▶ **WHAT IS BEING ASKED**:
Pick out all lines in the listing holding the string "data" and copy them.
▬▬▬
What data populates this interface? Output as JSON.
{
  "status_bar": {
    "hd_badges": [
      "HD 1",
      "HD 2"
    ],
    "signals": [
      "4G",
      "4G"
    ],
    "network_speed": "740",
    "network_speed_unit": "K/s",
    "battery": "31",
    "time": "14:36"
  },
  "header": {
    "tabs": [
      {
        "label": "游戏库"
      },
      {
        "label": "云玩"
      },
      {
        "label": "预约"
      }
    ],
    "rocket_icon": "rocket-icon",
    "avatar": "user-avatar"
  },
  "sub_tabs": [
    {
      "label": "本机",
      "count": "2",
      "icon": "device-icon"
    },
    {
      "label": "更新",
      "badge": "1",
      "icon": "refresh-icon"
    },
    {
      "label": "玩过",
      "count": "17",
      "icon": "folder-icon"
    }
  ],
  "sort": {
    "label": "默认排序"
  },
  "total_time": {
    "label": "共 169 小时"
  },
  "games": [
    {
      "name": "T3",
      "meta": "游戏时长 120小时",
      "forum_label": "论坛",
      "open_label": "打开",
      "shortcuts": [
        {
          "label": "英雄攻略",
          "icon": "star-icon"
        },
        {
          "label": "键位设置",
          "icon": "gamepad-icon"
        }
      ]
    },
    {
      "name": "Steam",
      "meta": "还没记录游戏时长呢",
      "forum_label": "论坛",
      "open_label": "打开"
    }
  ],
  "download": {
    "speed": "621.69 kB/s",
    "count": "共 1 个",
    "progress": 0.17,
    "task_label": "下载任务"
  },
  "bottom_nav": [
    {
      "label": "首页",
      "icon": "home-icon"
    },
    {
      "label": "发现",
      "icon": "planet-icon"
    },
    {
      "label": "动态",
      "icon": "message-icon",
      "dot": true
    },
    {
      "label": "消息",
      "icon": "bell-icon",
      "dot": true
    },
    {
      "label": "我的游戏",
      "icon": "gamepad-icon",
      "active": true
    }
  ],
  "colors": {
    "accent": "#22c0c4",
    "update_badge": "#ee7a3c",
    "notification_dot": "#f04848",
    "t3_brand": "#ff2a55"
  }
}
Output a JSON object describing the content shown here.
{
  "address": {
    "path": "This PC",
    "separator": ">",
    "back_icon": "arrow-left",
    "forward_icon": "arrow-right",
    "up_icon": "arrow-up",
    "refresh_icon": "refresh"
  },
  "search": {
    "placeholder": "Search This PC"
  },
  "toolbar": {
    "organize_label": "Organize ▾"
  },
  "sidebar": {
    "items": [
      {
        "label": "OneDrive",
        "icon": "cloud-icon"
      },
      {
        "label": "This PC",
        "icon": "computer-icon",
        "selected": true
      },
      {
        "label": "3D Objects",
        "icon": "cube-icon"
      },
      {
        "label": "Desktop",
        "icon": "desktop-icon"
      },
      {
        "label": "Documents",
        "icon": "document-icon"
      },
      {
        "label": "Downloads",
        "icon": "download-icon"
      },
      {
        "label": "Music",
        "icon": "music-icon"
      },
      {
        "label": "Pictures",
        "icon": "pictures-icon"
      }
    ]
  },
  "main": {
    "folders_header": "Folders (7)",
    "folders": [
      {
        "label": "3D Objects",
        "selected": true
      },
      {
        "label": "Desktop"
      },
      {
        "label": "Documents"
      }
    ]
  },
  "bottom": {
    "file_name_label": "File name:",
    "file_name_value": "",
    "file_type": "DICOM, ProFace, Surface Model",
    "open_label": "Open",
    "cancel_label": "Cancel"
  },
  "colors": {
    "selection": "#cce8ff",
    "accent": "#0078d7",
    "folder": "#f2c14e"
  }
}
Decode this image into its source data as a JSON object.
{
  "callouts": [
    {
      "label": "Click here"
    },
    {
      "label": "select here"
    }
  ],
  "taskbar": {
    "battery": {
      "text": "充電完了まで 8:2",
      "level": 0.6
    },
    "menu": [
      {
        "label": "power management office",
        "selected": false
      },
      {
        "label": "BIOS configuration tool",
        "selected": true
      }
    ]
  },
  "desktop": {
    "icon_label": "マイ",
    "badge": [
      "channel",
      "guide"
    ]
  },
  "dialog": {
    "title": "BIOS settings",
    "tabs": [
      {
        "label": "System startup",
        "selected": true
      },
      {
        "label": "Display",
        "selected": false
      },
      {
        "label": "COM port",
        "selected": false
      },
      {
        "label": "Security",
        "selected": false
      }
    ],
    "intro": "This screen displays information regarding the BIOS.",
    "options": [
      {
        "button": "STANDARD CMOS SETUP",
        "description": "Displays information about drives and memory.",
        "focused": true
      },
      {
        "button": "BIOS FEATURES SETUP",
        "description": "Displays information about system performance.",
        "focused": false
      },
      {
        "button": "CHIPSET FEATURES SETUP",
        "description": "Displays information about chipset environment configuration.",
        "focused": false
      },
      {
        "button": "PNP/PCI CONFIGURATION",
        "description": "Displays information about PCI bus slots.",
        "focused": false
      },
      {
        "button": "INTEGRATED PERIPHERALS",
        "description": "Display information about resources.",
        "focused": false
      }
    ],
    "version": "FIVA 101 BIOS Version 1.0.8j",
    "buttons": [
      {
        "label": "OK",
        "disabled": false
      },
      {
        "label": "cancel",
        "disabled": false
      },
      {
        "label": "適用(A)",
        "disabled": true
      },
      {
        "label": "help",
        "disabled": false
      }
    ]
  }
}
▬▬▬
▶ **RESULT OF THE TASK**:
What data populates this interface? Output as JSON.
Decode this image into its source data as a JSON object.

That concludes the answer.